Segment Open

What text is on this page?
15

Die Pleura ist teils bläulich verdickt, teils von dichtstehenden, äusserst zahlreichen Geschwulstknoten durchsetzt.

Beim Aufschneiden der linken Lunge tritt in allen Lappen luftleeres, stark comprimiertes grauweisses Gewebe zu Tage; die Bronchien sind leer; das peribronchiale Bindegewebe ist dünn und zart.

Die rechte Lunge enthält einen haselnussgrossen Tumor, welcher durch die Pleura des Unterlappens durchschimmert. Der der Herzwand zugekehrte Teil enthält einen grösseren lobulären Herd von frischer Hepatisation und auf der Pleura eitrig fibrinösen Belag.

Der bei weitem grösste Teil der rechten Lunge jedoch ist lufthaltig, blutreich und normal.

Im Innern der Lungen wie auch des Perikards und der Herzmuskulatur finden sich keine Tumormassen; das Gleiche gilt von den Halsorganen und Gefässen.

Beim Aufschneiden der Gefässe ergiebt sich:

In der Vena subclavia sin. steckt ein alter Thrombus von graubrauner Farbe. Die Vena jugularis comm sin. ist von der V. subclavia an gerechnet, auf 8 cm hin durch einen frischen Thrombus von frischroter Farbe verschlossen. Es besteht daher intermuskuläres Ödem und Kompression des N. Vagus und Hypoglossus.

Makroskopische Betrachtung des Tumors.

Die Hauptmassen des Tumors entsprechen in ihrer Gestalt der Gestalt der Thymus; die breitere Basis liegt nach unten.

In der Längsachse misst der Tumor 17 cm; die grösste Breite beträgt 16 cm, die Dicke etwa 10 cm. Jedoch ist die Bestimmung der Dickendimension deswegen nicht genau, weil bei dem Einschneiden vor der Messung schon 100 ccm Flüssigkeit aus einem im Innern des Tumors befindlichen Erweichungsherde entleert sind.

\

Segment Closed

# Work item
Once you have read through the entries, say how many of their lines include the string "Pleura" and give nothing but that number.

# Result of the task
2